[start]

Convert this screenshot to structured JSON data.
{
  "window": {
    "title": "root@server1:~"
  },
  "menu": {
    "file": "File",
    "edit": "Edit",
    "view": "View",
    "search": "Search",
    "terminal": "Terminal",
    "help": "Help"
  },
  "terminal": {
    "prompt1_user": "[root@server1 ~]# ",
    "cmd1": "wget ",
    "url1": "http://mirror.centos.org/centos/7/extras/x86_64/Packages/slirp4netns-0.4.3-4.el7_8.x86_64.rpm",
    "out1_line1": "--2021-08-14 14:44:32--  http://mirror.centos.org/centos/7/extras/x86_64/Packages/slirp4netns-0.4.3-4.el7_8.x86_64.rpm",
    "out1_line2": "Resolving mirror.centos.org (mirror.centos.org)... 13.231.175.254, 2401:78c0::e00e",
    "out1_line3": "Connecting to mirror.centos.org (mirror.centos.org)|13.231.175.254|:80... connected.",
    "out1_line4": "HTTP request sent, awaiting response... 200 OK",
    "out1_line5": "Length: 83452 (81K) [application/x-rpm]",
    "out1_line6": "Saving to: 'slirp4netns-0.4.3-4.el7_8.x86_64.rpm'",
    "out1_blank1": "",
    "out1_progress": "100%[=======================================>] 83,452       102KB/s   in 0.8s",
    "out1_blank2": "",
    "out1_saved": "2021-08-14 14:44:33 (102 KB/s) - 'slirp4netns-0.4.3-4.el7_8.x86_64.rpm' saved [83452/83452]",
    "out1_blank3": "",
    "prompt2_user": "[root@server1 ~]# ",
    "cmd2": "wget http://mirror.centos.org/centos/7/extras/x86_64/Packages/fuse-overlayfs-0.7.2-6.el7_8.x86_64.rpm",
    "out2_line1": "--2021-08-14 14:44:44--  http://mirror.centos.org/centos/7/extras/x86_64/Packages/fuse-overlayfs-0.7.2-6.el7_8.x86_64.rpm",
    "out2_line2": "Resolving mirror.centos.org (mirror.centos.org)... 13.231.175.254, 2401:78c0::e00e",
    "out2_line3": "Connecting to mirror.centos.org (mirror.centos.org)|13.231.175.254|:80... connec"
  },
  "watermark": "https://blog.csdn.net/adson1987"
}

[end]

__SHORT EXERCISE__
Look for "overlayfs" and pull out every line that has it.

__WRITTEN RESPONSE__
    "cmd2": "wget http://mirror.centos.org/centos/7/extras/x86_64/Packages/fuse-overlayfs-0.7.2-6.el7_8.x86_64.rpm",
    "out2_line1": "--2021-08-14 14:44:44--  http://mirror.centos.org/centos/7/extras/x86_64/Packages/fuse-overlayfs-0.7.2-6.el7_8.x86_64.rpm",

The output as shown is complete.